■ **Required task**
Output the data exactly, with every line intact.

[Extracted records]
----------------
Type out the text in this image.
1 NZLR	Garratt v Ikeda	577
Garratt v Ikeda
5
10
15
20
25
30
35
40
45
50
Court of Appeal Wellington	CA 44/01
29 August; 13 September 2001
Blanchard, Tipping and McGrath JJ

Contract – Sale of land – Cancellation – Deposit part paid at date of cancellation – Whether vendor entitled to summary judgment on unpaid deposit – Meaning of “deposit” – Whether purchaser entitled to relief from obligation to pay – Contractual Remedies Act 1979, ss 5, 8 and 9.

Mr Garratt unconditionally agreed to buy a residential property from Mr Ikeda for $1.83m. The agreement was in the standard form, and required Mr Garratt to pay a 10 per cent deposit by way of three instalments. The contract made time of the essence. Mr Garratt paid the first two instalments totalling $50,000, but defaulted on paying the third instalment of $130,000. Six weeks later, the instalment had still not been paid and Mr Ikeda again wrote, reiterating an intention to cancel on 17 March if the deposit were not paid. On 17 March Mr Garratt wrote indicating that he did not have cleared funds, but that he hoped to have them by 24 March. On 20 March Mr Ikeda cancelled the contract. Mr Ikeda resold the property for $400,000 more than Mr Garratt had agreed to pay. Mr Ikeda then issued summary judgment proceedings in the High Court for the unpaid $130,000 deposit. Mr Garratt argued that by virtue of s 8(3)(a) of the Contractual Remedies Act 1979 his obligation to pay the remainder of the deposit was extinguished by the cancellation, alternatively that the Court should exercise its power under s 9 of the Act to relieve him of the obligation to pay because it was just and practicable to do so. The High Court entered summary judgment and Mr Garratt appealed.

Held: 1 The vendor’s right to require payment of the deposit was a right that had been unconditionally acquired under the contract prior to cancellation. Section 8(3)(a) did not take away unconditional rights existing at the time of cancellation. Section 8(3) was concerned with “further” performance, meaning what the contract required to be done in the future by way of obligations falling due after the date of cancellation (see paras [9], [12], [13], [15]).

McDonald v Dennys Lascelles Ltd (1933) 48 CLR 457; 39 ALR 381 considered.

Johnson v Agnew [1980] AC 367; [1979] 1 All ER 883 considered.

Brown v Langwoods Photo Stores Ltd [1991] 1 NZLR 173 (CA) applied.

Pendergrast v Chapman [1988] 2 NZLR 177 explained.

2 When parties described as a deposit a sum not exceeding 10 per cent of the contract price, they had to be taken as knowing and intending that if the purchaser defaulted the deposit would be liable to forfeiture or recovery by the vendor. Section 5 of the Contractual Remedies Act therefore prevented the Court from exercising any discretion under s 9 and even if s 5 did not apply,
----------------
■ **Reply**
Type out the text in this image.
1 NZLR	Garratt v Ikeda	577
Garratt v Ikeda
5
10
15
20
25
30
35
40
45
50
Court of Appeal Wellington	CA 44/01
29 August; 13 September 2001
Blanchard, Tipping and McGrath JJ

Contract – Sale of land – Cancellation – Deposit part paid at date of cancellation – Whether vendor entitled to summary judgment on unpaid deposit – Meaning of “deposit” – Whether purchaser entitled to relief from obligation to pay – Contractual Remedies Act 1979, ss 5, 8 and 9.

Mr Garratt unconditionally agreed to buy a residential property from Mr Ikeda for $1.83m. The agreement was in the standard form, and required Mr Garratt to pay a 10 per cent deposit by way of three instalments. The contract made time of the essence. Mr Garratt paid the first two instalments totalling $50,000, but defaulted on paying the third instalment of $130,000. Six weeks later, the instalment had still not been paid and Mr Ikeda again wrote, reiterating an intention to cancel on 17 March if the deposit were not paid. On 17 March Mr Garratt wrote indicating that he did not have cleared funds, but that he hoped to have them by 24 March. On 20 March Mr Ikeda cancelled the contract. Mr Ikeda resold the property for $400,000 more than Mr Garratt had agreed to pay. Mr Ikeda then issued summary judgment proceedings in the High Court for the unpaid $130,000 deposit. Mr Garratt argued that by virtue of s 8(3)(a) of the Contractual Remedies Act 1979 his obligation to pay the remainder of the deposit was extinguished by the cancellation, alternatively that the Court should exercise its power under s 9 of the Act to relieve him of the obligation to pay because it was just and practicable to do so. The High Court entered summary judgment and Mr Garratt appealed.

Held: 1 The vendor’s right to require payment of the deposit was a right that had been unconditionally acquired under the contract prior to cancellation. Section 8(3)(a) did not take away unconditional rights existing at the time of cancellation. Section 8(3) was concerned with “further” performance, meaning what the contract required to be done in the future by way of obligations falling due after the date of cancellation (see paras [9], [12], [13], [15]).

McDonald v Dennys Lascelles Ltd (1933) 48 CLR 457; 39 ALR 381 considered.

Johnson v Agnew [1980] AC 367; [1979] 1 All ER 883 considered.

Brown v Langwoods Photo Stores Ltd [1991] 1 NZLR 173 (CA) applied.

Pendergrast v Chapman [1988] 2 NZLR 177 explained.

2 When parties described as a deposit a sum not exceeding 10 per cent of the contract price, they had to be taken as knowing and intending that if the purchaser defaulted the deposit would be liable to forfeiture or recovery by the vendor. Section 5 of the Contractual Remedies Act therefore prevented the Court from exercising any discretion under s 9 and even if s 5 did not apply,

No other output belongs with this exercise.